What you need to do: In the material below, repeat only the lines from the one that holds "Give me a plain-text" through the final line, exactly as they stand.

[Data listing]
********************
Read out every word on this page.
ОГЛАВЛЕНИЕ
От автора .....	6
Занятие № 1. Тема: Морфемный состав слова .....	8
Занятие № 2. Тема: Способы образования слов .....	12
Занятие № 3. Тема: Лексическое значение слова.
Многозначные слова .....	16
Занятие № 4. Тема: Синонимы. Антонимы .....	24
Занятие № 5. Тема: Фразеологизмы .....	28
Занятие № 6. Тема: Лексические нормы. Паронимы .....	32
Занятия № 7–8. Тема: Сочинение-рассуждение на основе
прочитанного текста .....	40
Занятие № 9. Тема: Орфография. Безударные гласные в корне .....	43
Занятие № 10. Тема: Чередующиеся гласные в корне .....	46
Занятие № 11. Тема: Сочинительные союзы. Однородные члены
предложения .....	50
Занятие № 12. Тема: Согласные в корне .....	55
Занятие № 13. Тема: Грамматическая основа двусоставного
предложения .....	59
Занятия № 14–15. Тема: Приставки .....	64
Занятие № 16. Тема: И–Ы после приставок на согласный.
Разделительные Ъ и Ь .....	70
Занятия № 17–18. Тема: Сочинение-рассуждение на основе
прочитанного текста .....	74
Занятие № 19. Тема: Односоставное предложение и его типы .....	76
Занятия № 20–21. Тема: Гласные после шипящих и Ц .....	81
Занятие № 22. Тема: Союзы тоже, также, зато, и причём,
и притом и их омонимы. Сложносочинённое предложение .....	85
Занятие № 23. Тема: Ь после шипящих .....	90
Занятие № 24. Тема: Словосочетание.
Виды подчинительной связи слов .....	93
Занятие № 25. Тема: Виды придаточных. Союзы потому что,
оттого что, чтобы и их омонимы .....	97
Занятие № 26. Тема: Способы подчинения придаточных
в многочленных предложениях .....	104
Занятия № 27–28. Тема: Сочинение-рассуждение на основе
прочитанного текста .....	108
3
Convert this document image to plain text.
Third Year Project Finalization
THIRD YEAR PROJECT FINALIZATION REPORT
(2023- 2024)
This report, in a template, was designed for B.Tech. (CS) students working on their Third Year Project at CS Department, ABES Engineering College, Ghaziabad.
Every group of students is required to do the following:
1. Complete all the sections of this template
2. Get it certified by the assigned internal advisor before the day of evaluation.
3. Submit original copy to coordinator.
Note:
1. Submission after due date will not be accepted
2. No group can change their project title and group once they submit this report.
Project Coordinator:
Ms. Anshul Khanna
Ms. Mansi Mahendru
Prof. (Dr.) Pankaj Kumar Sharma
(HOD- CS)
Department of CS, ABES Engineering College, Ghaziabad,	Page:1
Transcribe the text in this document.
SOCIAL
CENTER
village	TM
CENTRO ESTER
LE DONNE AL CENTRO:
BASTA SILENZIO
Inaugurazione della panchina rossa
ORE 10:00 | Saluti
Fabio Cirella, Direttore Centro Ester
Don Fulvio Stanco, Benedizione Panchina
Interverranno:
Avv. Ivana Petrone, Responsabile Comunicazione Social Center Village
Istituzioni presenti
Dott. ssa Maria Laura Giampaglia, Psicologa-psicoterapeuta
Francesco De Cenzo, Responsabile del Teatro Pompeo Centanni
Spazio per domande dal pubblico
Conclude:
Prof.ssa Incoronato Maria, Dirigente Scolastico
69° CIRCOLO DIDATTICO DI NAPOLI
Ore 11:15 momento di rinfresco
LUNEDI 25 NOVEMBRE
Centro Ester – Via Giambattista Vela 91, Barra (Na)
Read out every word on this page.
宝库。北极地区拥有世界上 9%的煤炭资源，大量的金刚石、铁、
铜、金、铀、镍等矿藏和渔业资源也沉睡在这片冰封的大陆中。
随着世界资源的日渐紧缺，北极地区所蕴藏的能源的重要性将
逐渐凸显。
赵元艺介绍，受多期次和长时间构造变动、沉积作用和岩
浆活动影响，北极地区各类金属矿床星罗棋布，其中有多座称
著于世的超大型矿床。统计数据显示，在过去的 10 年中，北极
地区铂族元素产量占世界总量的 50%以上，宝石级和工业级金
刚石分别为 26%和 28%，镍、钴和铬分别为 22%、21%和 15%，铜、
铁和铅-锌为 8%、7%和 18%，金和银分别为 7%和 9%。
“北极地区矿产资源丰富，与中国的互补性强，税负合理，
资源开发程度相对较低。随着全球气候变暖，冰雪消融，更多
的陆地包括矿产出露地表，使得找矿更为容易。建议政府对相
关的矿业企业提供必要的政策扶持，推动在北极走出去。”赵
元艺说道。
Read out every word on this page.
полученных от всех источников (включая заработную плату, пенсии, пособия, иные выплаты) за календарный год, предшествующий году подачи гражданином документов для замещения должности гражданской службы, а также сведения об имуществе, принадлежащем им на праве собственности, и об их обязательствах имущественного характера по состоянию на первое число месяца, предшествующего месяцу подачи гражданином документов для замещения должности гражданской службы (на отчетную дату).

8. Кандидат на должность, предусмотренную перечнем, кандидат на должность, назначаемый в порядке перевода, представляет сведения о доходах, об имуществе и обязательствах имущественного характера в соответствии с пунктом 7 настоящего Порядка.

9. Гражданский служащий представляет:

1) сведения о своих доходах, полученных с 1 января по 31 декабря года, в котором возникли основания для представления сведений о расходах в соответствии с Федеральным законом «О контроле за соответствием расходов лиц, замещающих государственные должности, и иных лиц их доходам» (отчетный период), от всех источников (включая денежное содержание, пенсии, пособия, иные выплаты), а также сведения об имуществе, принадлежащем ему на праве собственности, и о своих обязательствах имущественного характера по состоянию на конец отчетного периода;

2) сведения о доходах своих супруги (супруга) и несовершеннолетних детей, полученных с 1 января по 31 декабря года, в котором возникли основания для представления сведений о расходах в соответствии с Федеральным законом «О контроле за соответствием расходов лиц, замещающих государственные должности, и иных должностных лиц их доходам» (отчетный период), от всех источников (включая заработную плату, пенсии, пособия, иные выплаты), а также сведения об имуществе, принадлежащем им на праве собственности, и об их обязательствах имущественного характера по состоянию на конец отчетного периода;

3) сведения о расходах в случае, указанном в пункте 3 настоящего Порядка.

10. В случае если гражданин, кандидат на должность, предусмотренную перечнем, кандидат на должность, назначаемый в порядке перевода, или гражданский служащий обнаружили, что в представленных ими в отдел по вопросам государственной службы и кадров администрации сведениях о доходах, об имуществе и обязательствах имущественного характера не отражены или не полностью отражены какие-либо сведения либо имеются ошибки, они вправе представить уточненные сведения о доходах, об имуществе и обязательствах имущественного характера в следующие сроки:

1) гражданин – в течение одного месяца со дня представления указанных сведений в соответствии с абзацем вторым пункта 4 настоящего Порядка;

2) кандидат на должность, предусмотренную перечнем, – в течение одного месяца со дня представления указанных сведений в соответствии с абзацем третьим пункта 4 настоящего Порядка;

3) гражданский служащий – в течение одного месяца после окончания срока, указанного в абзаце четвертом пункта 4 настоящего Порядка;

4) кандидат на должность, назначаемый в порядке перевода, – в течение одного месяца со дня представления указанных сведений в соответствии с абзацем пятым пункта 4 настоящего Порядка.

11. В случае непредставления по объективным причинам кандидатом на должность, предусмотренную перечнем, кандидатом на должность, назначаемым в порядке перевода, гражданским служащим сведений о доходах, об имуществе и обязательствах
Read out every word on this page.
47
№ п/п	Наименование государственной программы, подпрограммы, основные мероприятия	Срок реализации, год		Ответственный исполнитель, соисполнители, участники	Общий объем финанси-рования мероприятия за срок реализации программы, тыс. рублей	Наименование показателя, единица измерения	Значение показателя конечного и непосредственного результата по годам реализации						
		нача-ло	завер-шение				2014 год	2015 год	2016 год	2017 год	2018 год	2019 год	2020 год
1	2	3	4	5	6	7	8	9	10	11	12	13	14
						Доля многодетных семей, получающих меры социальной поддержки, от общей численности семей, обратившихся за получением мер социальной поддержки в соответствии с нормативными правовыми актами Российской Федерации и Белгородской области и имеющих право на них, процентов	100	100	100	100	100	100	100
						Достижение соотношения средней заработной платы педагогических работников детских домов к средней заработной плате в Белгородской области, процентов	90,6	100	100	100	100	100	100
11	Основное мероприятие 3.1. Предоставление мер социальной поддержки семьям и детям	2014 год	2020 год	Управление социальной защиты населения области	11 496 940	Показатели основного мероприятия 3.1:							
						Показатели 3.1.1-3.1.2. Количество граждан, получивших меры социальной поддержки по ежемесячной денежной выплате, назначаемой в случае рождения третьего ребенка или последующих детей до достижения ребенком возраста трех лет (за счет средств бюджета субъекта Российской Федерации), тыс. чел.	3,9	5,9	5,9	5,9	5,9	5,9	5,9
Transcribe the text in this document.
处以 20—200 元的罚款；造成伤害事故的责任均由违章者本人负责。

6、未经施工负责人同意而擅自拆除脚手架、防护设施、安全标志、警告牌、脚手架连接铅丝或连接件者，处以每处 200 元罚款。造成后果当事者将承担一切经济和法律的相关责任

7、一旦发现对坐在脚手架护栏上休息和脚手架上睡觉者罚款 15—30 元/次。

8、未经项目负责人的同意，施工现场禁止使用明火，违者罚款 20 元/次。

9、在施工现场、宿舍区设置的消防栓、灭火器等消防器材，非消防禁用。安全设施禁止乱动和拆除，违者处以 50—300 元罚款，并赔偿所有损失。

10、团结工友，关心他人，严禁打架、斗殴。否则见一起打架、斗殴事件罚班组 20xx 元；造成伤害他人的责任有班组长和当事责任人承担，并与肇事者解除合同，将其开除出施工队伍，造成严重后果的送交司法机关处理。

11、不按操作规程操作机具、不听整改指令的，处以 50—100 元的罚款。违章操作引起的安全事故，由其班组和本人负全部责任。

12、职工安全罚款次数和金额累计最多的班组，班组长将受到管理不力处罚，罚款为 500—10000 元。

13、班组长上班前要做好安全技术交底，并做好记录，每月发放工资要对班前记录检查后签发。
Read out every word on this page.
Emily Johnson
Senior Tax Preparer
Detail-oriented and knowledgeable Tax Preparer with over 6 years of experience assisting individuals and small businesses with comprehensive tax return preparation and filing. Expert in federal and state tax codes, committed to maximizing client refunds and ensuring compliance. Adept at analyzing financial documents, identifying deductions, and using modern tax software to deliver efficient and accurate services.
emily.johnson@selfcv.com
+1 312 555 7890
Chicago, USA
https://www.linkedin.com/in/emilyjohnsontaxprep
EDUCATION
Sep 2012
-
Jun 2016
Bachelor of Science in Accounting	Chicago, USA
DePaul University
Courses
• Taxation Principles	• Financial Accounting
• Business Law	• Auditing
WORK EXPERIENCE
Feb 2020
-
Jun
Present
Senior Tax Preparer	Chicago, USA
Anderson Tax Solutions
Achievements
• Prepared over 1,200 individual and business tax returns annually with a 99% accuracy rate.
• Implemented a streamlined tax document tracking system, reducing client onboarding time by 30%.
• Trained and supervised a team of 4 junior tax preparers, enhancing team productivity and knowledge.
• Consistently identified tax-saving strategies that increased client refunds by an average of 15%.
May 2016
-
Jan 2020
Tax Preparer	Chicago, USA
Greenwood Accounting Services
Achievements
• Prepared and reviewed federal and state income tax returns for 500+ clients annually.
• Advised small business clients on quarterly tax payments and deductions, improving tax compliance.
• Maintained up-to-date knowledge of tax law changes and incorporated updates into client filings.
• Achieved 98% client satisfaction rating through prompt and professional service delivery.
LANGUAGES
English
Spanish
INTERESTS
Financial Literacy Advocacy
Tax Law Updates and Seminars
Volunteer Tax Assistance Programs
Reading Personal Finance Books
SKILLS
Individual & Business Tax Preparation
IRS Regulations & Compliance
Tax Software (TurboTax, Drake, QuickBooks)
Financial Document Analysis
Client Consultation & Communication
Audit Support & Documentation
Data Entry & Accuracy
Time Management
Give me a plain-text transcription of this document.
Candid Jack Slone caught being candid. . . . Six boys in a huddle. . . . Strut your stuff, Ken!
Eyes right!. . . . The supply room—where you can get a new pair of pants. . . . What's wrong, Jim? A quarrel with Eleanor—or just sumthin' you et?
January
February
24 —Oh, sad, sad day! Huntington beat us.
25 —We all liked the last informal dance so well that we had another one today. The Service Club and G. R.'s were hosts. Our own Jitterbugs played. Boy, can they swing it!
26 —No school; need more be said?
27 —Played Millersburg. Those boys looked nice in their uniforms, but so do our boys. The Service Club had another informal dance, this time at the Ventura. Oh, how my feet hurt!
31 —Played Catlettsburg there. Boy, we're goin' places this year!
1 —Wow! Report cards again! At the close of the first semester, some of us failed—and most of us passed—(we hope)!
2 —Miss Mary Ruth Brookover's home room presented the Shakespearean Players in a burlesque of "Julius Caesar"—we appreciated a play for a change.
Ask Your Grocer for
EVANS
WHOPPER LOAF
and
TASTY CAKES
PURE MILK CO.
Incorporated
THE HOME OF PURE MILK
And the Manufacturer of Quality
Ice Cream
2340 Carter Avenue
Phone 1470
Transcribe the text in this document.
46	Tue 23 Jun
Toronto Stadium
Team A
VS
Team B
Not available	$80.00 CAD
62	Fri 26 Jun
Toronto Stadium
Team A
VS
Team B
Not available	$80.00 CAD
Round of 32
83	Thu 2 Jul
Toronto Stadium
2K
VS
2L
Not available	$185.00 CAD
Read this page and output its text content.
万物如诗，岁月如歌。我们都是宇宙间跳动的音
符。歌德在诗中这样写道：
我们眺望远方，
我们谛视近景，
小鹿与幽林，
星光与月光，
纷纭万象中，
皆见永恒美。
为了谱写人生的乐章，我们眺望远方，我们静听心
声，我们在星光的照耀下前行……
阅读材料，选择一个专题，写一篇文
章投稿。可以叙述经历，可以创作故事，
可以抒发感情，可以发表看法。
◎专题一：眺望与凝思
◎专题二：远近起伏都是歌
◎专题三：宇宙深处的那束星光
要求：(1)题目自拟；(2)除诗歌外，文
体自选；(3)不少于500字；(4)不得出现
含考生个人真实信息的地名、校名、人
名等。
********************
Result for this task:
Give me a plain-text transcription of this document.
Candid Jack Slone caught being candid. . . . Six boys in a huddle. . . . Strut your stuff, Ken!
Eyes right!. . . . The supply room—where you can get a new pair of pants. . . . What's wrong, Jim? A quarrel with Eleanor—or just sumthin' you et?
January
February
24 —Oh, sad, sad day! Huntington beat us.
25 —We all liked the last informal dance so well that we had another one today. The Service Club and G. R.'s were hosts. Our own Jitterbugs played. Boy, can they swing it!
26 —No school; need more be said?
27 —Played Millersburg. Those boys looked nice in their uniforms, but so do our boys. The Service Club had another informal dance, this time at the Ventura. Oh, how my feet hurt!
31 —Played Catlettsburg there. Boy, we're goin' places this year!
1 —Wow! Report cards again! At the close of the first semester, some of us failed—and most of us passed—(we hope)!
2 —Miss Mary Ruth Brookover's home room presented the Shakespearean Players in a burlesque of "Julius Caesar"—we appreciated a play for a change.
Ask Your Grocer for
EVANS
WHOPPER LOAF
and
TASTY CAKES
PURE MILK CO.
Incorporated
THE HOME OF PURE MILK
And the Manufacturer of Quality
Ice Cream
2340 Carter Avenue
Phone 1470
Transcribe the text in this document.
46	Tue 23 Jun
Toronto Stadium
Team A
VS
Team B
Not available	$80.00 CAD
62	Fri 26 Jun
Toronto Stadium
Team A
VS
Team B
Not available	$80.00 CAD
Round of 32
83	Thu 2 Jul
Toronto Stadium
2K
VS
2L
Not available	$185.00 CAD
Read this page and output its text content.
万物如诗，岁月如歌。我们都是宇宙间跳动的音
符。歌德在诗中这样写道：
我们眺望远方，
我们谛视近景，
小鹿与幽林，
星光与月光，
纷纭万象中，
皆见永恒美。
为了谱写人生的乐章，我们眺望远方，我们静听心
声，我们在星光的照耀下前行……
阅读材料，选择一个专题，写一篇文
章投稿。可以叙述经历，可以创作故事，
可以抒发感情，可以发表看法。
◎专题一：眺望与凝思
◎专题二：远近起伏都是歌
◎专题三：宇宙深处的那束星光
要求：(1)题目自拟；(2)除诗歌外，文
体自选；(3)不少于500字；(4)不得出现
含考生个人真实信息的地名、校名、人
名等。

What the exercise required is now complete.